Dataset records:
((

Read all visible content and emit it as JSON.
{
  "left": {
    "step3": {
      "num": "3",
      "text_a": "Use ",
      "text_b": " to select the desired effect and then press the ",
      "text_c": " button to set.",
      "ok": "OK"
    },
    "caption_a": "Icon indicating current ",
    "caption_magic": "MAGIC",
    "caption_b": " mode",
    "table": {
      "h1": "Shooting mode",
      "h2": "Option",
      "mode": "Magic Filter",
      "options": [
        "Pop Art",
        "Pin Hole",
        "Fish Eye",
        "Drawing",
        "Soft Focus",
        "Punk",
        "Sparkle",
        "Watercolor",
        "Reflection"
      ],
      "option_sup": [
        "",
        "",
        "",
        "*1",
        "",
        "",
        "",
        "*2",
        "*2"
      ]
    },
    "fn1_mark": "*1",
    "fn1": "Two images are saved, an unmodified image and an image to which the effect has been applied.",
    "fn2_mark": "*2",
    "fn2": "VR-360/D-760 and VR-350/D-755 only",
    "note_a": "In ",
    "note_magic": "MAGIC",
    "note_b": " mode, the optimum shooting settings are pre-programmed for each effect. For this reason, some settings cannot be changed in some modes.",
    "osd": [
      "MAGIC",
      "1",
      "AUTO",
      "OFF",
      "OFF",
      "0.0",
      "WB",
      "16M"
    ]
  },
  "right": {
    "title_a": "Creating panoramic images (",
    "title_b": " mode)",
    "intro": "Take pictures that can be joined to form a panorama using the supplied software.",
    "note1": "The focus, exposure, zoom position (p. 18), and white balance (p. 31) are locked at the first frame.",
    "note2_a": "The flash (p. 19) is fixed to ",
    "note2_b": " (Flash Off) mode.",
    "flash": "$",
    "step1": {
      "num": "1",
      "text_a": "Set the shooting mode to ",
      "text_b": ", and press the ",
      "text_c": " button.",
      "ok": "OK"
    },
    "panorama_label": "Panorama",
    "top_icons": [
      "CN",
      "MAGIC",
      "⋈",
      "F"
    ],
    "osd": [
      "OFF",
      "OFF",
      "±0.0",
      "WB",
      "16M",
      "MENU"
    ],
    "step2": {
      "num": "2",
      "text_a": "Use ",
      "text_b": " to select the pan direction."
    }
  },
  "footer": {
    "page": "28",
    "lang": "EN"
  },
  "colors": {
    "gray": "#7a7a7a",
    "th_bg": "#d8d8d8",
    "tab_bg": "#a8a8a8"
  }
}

))

• [WHAT THE TASK ASKS]: Give every line of the material again, exactly as it reads.

• [IN RESPONSE]:
Read all visible content and emit it as JSON.
{
  "left": {
    "step3": {
      "num": "3",
      "text_a": "Use ",
      "text_b": " to select the desired effect and then press the ",
      "text_c": " button to set.",
      "ok": "OK"
    },
    "caption_a": "Icon indicating current ",
    "caption_magic": "MAGIC",
    "caption_b": " mode",
    "table": {
      "h1": "Shooting mode",
      "h2": "Option",
      "mode": "Magic Filter",
      "options": [
        "Pop Art",
        "Pin Hole",
        "Fish Eye",
        "Drawing",
        "Soft Focus",
        "Punk",
        "Sparkle",
        "Watercolor",
        "Reflection"
      ],
      "option_sup": [
        "",
        "",
        "",
        "*1",
        "",
        "",
        "",
        "*2",
        "*2"
      ]
    },
    "fn1_mark": "*1",
    "fn1": "Two images are saved, an unmodified image and an image to which the effect has been applied.",
    "fn2_mark": "*2",
    "fn2": "VR-360/D-760 and VR-350/D-755 only",
    "note_a": "In ",
    "note_magic": "MAGIC",
    "note_b": " mode, the optimum shooting settings are pre-programmed for each effect. For this reason, some settings cannot be changed in some modes.",
    "osd": [
      "MAGIC",
      "1",
      "AUTO",
      "OFF",
      "OFF",
      "0.0",
      "WB",
      "16M"
    ]
  },
  "right": {
    "title_a": "Creating panoramic images (",
    "title_b": " mode)",
    "intro": "Take pictures that can be joined to form a panorama using the supplied software.",
    "note1": "The focus, exposure, zoom position (p. 18), and white balance (p. 31) are locked at the first frame.",
    "note2_a": "The flash (p. 19) is fixed to ",
    "note2_b": " (Flash Off) mode.",
    "flash": "$",
    "step1": {
      "num": "1",
      "text_a": "Set the shooting mode to ",
      "text_b": ", and press the ",
      "text_c": " button.",
      "ok": "OK"
    },
    "panorama_label": "Panorama",
    "top_icons": [
      "CN",
      "MAGIC",
      "⋈",
      "F"
    ],
    "osd": [
      "OFF",
      "OFF",
      "±0.0",
      "WB",
      "16M",
      "MENU"
    ],
    "step2": {
      "num": "2",
      "text_a": "Use ",
      "text_b": " to select the pan direction."
    }
  },
  "footer": {
    "page": "28",
    "lang": "EN"
  },
  "colors": {
    "gray": "#7a7a7a",
    "th_bg": "#d8d8d8",
    "tab_bg": "#a8a8a8"
  }
}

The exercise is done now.